_Supplied text_
===============

As I stood there waist-deep in a weekend's worth of hotel garbage, I knew my boss wouldn’t allow me to return without the missing bin liners.
The poking continued.
Eureka!
The ski pole ripped open a black plastic garbage bag and in the opaque, thin plastic bags it contained, I could see familiar yellow and pink rectangles.
A closer look confirmed that the needles in the haystack were found.
When the truck driver dropped me off back at the hotel, I was hailed as a hero.
During my absence, the accountant had calculated that the receipts had a value of the equivalent of about one hundred thousand US dollars.
Apart from the overtime hours, there was no bonus or reward paid for recovering the valuable plastic bin liners full of credit card receipts. We did however purchase two large, lockable briefcases for the weekend credit card receipts. One was marked Saturday, the other was marked Sunday.
I guess the moral of the story is that if something looks like it’s worthless and you treat it like it’s worthless, someone else might think it is worthless and that could cause you problems.
I guess you could say that about people too.
Look for value.
You never know where you’ll find it or when you’ll be called upon to go find it!

===============

_Data_
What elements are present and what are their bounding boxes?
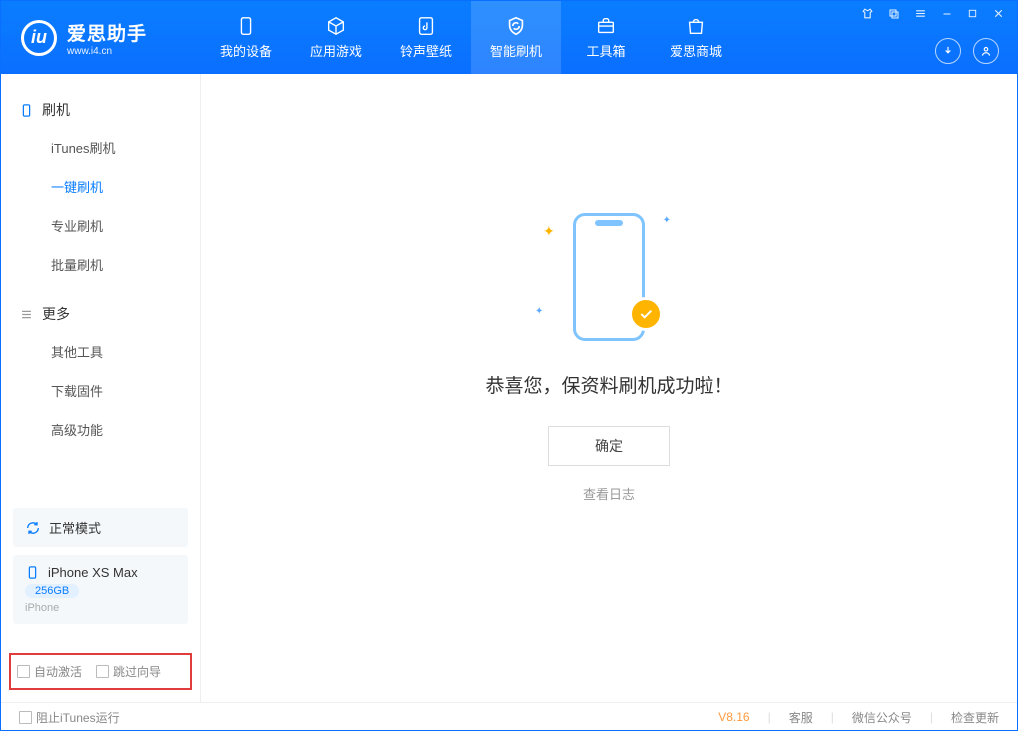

===============

_Complete the following_
- A) For each statement below, say whether it agrees with the story about the missing bin liners, answering yes or no and quoting the words of the story that settle it: (i) The narrator was given a bonus for recovering the bin liners. (ii) The accountant put the value of the receipts at about one hundred thousand US dollars. (iii) Two lockable briefcases were bought, one marked Saturday and the other marked Sunday.
- B) Extend the story about the missing bin liners with a passage that picks up right after its final sentence.
The lines that come after the story are separate material.

_Final results_
- A)
(i) No: "there was no bonus or reward paid for recovering the valuable plastic bin liners full of credit card receipts."
(ii) Yes: "the accountant had calculated that the receipts had a value of the equivalent of about one hundred thousand US dollars."
(iii) Yes: "We did however purchase two large, lockable briefcases for the weekend credit card receipts. One was marked Saturday, the other was marked Sunday."

- B)
Stay safe, Always Care
Written with the clarity of hindsight, the accuracy of a faded memory, and countless creative liberties, 87 Stories is a journal of how my gap year lasted four decades, made me an emigrant, an immigrant and gave me a life I never dreamed of.
This current series gives a behind-the-scenes look at the wacky, wonderful world of hotels from the eyes of a university dropout who had a storied, basement-to-boardroom career in hotel security. Be sure to subscribe so you don’t miss any of the episodes in the pipeline!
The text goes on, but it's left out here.